[Document excerpt]
----------------

Master Iain Armstrong training Sum Chien at the Nam Yang Kung Fu Retreat, Thailand in 2017 – 36 years after the story began. The secret of real Chinese kung fu training is not to give up.

This short, superficially simple routine is the core training exercise of not only Southern Shaolin kung fu but also many styles of karate.  It must be one of the most widely practised yet least understood martial arts exercises and is still shrouded in mystery.  Here I describe how, over the last three decades, the mystery has unfolded to me personally\

Kung Fu training. Author Master Iain Armstrong on the flat roof of the old Nam Yang Pugilistic Association headquarters in Lorong 6, Geylang, Singapore in 1989.

Kung Fu Training: Laying the Foundations

When, as a teenager, I made the decision to commit myself to kung fu training I was buying into a dream.  A dream of ancient Masters who could tame bandits with a glance, of monasteries nestled in mist shrouded mountains, of Shaolin monks who could crack granite with their bare hands and of handsome, sharply suited, oriental hitmen who could kill with the lightest touch, leaving not a trace.  I didn’t really take up kung fu because I needed to learn to fight.  I knew that I needed to get better at fighting but I already had more experience than most people will gather in a lifetime.  The reality, however, is not quite what you might expect.  Cracking heads into damp grey pavements and ramming faces into dusty shop windows on cold, starlit nights is certainly exciting but it hardly counts as living the dream.  As a famous kung fu Master would say to me many years later ‘if you take a bus, you need to know when to get off’.  I always remember that quote!  To me, kung fu meant magical herbs, golden Buddhas, deep meditations, conversations with spirits and a whole world of untapped opportunity.  It was the stop where I wanted to get off the bus.

----------------

[Provided data]
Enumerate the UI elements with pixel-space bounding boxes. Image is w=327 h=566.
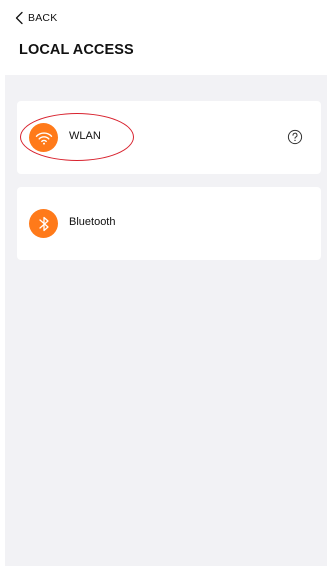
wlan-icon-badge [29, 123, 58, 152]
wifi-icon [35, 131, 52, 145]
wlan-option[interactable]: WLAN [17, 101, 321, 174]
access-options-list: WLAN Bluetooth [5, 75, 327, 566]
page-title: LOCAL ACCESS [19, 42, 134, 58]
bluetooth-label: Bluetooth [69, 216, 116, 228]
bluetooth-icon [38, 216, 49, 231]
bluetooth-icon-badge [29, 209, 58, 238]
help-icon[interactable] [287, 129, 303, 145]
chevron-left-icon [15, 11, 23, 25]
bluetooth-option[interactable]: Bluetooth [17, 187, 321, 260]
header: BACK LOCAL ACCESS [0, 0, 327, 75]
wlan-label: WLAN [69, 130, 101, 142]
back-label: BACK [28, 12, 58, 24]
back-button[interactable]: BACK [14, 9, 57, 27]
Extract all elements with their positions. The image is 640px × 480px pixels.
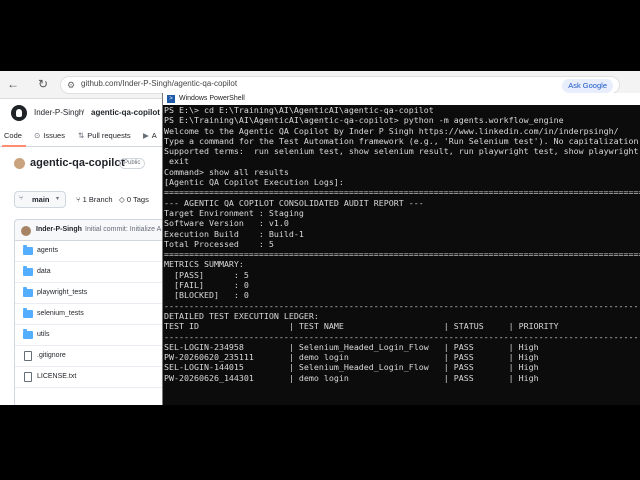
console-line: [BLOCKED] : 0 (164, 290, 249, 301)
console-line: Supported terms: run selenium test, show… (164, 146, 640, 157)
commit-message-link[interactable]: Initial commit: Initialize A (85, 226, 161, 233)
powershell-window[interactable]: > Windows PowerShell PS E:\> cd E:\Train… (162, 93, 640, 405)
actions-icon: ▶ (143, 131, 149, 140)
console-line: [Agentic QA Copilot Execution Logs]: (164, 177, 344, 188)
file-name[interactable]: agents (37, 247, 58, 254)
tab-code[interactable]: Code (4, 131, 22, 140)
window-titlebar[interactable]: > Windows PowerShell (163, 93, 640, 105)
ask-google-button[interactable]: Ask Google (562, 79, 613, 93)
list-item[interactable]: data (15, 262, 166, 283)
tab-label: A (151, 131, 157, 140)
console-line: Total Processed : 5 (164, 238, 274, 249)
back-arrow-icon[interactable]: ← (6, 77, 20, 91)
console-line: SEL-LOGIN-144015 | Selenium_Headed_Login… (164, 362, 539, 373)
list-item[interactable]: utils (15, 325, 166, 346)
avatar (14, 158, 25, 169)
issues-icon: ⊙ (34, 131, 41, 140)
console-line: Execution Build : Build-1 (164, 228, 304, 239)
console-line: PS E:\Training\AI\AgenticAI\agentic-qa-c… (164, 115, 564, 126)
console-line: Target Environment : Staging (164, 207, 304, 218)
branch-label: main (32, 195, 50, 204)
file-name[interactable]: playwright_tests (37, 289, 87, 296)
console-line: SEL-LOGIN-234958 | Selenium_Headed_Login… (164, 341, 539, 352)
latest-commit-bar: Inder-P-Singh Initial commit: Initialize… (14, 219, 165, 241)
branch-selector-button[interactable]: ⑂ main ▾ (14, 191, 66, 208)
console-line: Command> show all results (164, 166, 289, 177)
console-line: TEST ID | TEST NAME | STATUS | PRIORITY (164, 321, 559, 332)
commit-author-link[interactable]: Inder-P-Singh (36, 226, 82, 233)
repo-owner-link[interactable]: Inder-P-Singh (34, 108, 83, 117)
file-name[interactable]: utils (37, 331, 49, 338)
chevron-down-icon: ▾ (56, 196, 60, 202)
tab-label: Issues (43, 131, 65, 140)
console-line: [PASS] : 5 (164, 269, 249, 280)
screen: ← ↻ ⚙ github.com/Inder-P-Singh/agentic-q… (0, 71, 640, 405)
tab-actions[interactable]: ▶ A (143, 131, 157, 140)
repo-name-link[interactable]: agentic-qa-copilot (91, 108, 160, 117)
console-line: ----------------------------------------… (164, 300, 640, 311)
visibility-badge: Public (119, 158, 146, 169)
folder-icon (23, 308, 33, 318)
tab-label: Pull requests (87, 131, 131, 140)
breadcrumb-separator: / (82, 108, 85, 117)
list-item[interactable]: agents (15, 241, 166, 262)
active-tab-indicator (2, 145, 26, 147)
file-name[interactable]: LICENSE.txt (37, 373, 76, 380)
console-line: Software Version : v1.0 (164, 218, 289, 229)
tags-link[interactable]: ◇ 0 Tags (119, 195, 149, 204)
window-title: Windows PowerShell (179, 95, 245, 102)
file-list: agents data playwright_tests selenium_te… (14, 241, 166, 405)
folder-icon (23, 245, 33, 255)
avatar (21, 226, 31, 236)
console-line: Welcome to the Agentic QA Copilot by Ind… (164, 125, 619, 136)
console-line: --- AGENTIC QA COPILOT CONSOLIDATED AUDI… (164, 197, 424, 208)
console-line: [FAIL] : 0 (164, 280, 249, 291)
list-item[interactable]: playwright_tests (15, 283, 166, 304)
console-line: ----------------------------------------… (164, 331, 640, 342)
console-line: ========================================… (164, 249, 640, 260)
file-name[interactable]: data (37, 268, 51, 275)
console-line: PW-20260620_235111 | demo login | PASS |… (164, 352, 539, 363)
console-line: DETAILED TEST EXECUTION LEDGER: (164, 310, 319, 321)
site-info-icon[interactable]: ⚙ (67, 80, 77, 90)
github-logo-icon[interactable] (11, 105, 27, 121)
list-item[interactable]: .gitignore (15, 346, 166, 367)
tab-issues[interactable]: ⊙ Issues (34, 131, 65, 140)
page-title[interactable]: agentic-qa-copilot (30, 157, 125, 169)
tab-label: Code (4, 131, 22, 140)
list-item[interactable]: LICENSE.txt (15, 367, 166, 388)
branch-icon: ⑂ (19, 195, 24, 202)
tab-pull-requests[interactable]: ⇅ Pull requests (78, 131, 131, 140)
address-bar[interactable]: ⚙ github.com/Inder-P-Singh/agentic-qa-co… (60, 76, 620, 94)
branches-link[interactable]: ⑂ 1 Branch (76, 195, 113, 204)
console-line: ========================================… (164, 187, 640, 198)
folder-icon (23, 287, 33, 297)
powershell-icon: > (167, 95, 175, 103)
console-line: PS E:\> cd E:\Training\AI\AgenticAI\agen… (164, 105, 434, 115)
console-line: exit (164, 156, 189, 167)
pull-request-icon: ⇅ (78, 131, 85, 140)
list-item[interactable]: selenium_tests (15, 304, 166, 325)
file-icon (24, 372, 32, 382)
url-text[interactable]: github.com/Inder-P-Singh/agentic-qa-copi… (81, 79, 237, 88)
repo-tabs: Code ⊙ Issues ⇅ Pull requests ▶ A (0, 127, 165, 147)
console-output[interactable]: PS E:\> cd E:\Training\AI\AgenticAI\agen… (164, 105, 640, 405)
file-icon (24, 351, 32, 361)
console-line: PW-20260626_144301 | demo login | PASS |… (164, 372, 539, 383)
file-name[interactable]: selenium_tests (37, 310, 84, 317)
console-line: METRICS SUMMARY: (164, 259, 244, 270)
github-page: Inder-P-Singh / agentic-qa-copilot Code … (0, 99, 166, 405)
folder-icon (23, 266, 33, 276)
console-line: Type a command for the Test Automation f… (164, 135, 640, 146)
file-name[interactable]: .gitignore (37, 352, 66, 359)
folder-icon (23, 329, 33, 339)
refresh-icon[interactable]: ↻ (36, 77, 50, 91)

----------------

[Exercises to complete]
**A.** In the kung fu training article, where was the old Nam Yang Pugilistic Association headquarters?
**B.** Rewrite the part of the kung fu training article starting with "Kung Fu training." and going on through "Singapore in 1989.", swapping "flat roof" for "top floor".
**C.** Carry on the kung fu training article from its last sentence.

[Results by task]
**A.** Lorong 6, Geylang, Singapore.

**B.**
Kung Fu training. Author Master Iain Armstrong on the top floor of the old Nam Yang Pugilistic Association headquarters in Lorong 6, Geylang, Singapore in 1989.

**C.**
Thirty-two years later I am still on that same kung fu journey and I have not been disappointed on a single count.  The path is not an easy one.  My kung fu training started with a great deal of sweaty, painful physical work and progressed through a complete dismantling of my old self to build the new one.  Along the way I have watched spirit possession, lived amongst secret societies and cracked bricks with my fingertips.  I even had a face off with a god who guards the gates of hell in an incense scented Singapore backstreet, right in the middle of the red-light district!  In the end, I have simply confirmed what I knew in my heart right from the outset: kung fu is a way to free the spirit from itself imposed chains, to live a better life and to unlock the full human potential.  It sounds great, but nothing comes without a price.  The Chinese words ‘kung fu’ translate more or less as ‘a man hard at work over a long time’.  If you want to unlock the full power of kung fu, it is not going to be easy: you are going to have to work, you are going to have to sacrifice and you are going to have to suffer – over a long time.  There really is no such thing as a free lunch.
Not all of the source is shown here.